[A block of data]
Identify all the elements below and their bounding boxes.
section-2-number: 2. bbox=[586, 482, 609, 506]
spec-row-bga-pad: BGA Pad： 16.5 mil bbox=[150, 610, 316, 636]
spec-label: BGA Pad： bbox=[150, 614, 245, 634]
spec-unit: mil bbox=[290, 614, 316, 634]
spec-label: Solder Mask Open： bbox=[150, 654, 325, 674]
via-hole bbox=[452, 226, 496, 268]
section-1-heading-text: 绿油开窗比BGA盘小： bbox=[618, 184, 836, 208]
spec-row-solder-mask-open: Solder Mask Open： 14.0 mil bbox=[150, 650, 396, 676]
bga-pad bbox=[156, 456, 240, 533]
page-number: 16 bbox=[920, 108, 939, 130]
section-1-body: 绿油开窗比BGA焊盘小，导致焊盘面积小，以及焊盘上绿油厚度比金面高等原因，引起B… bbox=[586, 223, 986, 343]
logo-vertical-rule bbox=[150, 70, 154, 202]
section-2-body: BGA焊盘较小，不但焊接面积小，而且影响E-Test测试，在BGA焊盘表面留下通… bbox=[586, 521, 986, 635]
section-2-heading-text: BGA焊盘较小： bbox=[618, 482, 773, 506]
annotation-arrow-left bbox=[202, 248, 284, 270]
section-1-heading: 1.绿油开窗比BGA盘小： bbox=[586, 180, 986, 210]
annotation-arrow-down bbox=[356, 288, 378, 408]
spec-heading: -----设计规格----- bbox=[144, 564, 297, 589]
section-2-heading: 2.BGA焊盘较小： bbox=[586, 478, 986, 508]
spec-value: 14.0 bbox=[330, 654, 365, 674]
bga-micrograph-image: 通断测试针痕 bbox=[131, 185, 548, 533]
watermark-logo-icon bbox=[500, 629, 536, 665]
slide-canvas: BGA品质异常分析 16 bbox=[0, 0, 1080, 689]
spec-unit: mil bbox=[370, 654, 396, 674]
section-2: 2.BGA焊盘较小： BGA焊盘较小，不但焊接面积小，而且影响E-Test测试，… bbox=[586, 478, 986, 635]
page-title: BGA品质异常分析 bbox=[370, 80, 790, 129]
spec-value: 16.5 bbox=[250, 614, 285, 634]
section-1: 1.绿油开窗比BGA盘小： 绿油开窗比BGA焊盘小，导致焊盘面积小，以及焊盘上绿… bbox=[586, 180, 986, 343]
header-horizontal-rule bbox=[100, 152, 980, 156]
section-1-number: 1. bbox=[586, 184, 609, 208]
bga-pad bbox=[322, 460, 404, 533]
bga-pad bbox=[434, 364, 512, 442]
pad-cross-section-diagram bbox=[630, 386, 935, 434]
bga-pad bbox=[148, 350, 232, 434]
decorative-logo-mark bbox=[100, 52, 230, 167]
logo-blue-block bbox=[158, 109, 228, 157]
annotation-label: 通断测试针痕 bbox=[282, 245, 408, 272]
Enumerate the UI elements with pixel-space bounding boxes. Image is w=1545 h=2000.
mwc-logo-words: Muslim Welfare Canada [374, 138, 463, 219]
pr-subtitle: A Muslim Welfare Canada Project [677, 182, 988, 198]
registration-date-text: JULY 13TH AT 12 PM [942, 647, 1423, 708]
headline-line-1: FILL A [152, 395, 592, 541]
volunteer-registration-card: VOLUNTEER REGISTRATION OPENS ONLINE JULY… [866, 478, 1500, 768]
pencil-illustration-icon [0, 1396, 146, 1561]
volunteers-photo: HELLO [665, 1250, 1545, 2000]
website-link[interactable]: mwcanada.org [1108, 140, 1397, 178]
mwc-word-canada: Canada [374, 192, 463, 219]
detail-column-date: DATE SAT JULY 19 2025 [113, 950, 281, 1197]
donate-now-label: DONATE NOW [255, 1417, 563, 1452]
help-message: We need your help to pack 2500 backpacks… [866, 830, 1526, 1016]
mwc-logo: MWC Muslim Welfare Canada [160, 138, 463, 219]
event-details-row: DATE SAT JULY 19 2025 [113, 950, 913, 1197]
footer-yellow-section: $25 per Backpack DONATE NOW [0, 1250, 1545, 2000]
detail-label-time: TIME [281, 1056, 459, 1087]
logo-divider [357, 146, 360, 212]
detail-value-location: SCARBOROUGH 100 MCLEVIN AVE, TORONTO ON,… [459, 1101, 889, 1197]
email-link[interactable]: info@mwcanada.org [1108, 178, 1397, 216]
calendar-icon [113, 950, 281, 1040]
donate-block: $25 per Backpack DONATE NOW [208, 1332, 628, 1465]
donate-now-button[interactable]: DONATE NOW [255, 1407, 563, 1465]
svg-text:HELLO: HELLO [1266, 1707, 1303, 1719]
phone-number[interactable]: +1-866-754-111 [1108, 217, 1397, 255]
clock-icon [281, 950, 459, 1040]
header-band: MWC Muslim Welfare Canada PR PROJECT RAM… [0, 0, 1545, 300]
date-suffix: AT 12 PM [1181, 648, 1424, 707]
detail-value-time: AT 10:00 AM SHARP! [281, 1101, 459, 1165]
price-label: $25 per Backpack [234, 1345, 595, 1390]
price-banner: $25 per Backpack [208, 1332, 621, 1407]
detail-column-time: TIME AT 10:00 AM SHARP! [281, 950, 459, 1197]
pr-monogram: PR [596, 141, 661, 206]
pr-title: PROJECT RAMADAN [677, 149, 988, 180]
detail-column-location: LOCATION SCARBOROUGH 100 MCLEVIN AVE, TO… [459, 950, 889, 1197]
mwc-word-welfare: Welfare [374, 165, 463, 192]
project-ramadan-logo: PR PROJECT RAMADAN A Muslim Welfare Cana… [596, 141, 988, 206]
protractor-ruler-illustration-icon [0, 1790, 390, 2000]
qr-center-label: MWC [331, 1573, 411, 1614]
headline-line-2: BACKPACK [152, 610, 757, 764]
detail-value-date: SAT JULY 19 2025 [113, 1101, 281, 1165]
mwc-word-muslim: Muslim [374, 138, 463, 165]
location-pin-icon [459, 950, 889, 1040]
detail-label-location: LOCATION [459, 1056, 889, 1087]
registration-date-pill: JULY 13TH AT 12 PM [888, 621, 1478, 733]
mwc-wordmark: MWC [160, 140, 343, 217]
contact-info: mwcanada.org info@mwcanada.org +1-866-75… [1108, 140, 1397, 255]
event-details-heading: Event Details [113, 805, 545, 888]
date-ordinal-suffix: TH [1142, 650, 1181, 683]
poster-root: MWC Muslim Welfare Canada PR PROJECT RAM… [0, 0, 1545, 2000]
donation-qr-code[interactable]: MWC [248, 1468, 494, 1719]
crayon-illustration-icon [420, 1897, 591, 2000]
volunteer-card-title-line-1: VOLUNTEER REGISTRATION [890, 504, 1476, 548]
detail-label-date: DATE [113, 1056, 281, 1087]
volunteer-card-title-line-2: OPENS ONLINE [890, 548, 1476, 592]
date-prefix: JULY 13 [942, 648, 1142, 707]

# JOB:
Please swap "spec-unit" for "spec-suffix" throughout the records and write out all the lines again, leaving everything else as it is.

# ANSWER FOR THE TASK:
Identify all the elements below and their bounding boxes.
section-2-number: 2. bbox=[586, 482, 609, 506]
spec-row-bga-pad: BGA Pad： 16.5 mil bbox=[150, 610, 316, 636]
spec-label: BGA Pad： bbox=[150, 614, 245, 634]
spec-suffix: mil bbox=[290, 614, 316, 634]
spec-label: Solder Mask Open： bbox=[150, 654, 325, 674]
via-hole bbox=[452, 226, 496, 268]
section-1-heading-text: 绿油开窗比BGA盘小： bbox=[618, 184, 836, 208]
spec-row-solder-mask-open: Solder Mask Open： 14.0 mil bbox=[150, 650, 396, 676]
bga-pad bbox=[156, 456, 240, 533]
page-number: 16 bbox=[920, 108, 939, 130]
section-1-body: 绿油开窗比BGA焊盘小，导致焊盘面积小，以及焊盘上绿油厚度比金面高等原因，引起B… bbox=[586, 223, 986, 343]
logo-vertical-rule bbox=[150, 70, 154, 202]
section-2-body: BGA焊盘较小，不但焊接面积小，而且影响E-Test测试，在BGA焊盘表面留下通… bbox=[586, 521, 986, 635]
section-2-heading-text: BGA焊盘较小： bbox=[618, 482, 773, 506]
annotation-arrow-left bbox=[202, 248, 284, 270]
section-1-heading: 1.绿油开窗比BGA盘小： bbox=[586, 180, 986, 210]
annotation-arrow-down bbox=[356, 288, 378, 408]
spec-heading: -----设计规格----- bbox=[144, 564, 297, 589]
section-2-heading: 2.BGA焊盘较小： bbox=[586, 478, 986, 508]
spec-value: 14.0 bbox=[330, 654, 365, 674]
bga-micrograph-image: 通断测试针痕 bbox=[131, 185, 548, 533]
watermark-logo-icon bbox=[500, 629, 536, 665]
slide-canvas: BGA品质异常分析 16 bbox=[0, 0, 1080, 689]
spec-suffix: mil bbox=[370, 654, 396, 674]
section-2: 2.BGA焊盘较小： BGA焊盘较小，不但焊接面积小，而且影响E-Test测试，… bbox=[586, 478, 986, 635]
page-title: BGA品质异常分析 bbox=[370, 80, 790, 129]
spec-value: 16.5 bbox=[250, 614, 285, 634]
section-1: 1.绿油开窗比BGA盘小： 绿油开窗比BGA焊盘小，导致焊盘面积小，以及焊盘上绿… bbox=[586, 180, 986, 343]
header-horizontal-rule bbox=[100, 152, 980, 156]
section-1-number: 1. bbox=[586, 184, 609, 208]
bga-pad bbox=[322, 460, 404, 533]
bga-pad bbox=[434, 364, 512, 442]
pad-cross-section-diagram bbox=[630, 386, 935, 434]
bga-pad bbox=[148, 350, 232, 434]
decorative-logo-mark bbox=[100, 52, 230, 167]
logo-blue-block bbox=[158, 109, 228, 157]
annotation-label: 通断测试针痕 bbox=[282, 245, 408, 272]
Enumerate the UI elements with pixel-space bounding boxes. Image is w=1545 h=2000.
mwc-logo-words: Muslim Welfare Canada [374, 138, 463, 219]
pr-subtitle: A Muslim Welfare Canada Project [677, 182, 988, 198]
registration-date-text: JULY 13TH AT 12 PM [942, 647, 1423, 708]
headline-line-1: FILL A [152, 395, 592, 541]
volunteer-registration-card: VOLUNTEER REGISTRATION OPENS ONLINE JULY… [866, 478, 1500, 768]
pencil-illustration-icon [0, 1396, 146, 1561]
volunteers-photo: HELLO [665, 1250, 1545, 2000]
website-link[interactable]: mwcanada.org [1108, 140, 1397, 178]
mwc-word-canada: Canada [374, 192, 463, 219]
detail-column-date: DATE SAT JULY 19 2025 [113, 950, 281, 1197]
donate-now-label: DONATE NOW [255, 1417, 563, 1452]
help-message: We need your help to pack 2500 backpacks… [866, 830, 1526, 1016]
mwc-logo: MWC Muslim Welfare Canada [160, 138, 463, 219]
event-details-row: DATE SAT JULY 19 2025 [113, 950, 913, 1197]
footer-yellow-section: $25 per Backpack DONATE NOW [0, 1250, 1545, 2000]
detail-label-time: TIME [281, 1056, 459, 1087]
logo-divider [357, 146, 360, 212]
detail-value-location: SCARBOROUGH 100 MCLEVIN AVE, TORONTO ON,… [459, 1101, 889, 1197]
email-link[interactable]: info@mwcanada.org [1108, 178, 1397, 216]
calendar-icon [113, 950, 281, 1040]
donate-block: $25 per Backpack DONATE NOW [208, 1332, 628, 1465]
donate-now-button[interactable]: DONATE NOW [255, 1407, 563, 1465]
svg-text:HELLO: HELLO [1266, 1707, 1303, 1719]
phone-number[interactable]: +1-866-754-111 [1108, 217, 1397, 255]
clock-icon [281, 950, 459, 1040]
header-band: MWC Muslim Welfare Canada PR PROJECT RAM… [0, 0, 1545, 300]
date-suffix: AT 12 PM [1181, 648, 1424, 707]
detail-value-time: AT 10:00 AM SHARP! [281, 1101, 459, 1165]
price-label: $25 per Backpack [234, 1345, 595, 1390]
price-banner: $25 per Backpack [208, 1332, 621, 1407]
detail-column-time: TIME AT 10:00 AM SHARP! [281, 950, 459, 1197]
pr-monogram: PR [596, 141, 661, 206]
pr-title: PROJECT RAMADAN [677, 149, 988, 180]
detail-column-location: LOCATION SCARBOROUGH 100 MCLEVIN AVE, TO… [459, 950, 889, 1197]
mwc-word-welfare: Welfare [374, 165, 463, 192]
project-ramadan-logo: PR PROJECT RAMADAN A Muslim Welfare Cana… [596, 141, 988, 206]
protractor-ruler-illustration-icon [0, 1790, 390, 2000]
qr-center-label: MWC [331, 1573, 411, 1614]
headline-line-2: BACKPACK [152, 610, 757, 764]
detail-value-date: SAT JULY 19 2025 [113, 1101, 281, 1165]
mwc-word-muslim: Muslim [374, 138, 463, 165]
location-pin-icon [459, 950, 889, 1040]
detail-label-location: LOCATION [459, 1056, 889, 1087]
registration-date-pill: JULY 13TH AT 12 PM [888, 621, 1478, 733]
mwc-wordmark: MWC [160, 140, 343, 217]
contact-info: mwcanada.org info@mwcanada.org +1-866-75… [1108, 140, 1397, 255]
event-details-heading: Event Details [113, 805, 545, 888]
date-ordinal-suffix: TH [1142, 650, 1181, 683]
poster-root: MWC Muslim Welfare Canada PR PROJECT RAM… [0, 0, 1545, 2000]
donation-qr-code[interactable]: MWC [248, 1468, 494, 1719]
crayon-illustration-icon [420, 1897, 591, 2000]
volunteer-card-title-line-1: VOLUNTEER REGISTRATION [890, 504, 1476, 548]
detail-label-date: DATE [113, 1056, 281, 1087]
volunteer-card-title-line-2: OPENS ONLINE [890, 548, 1476, 592]
date-prefix: JULY 13 [942, 648, 1142, 707]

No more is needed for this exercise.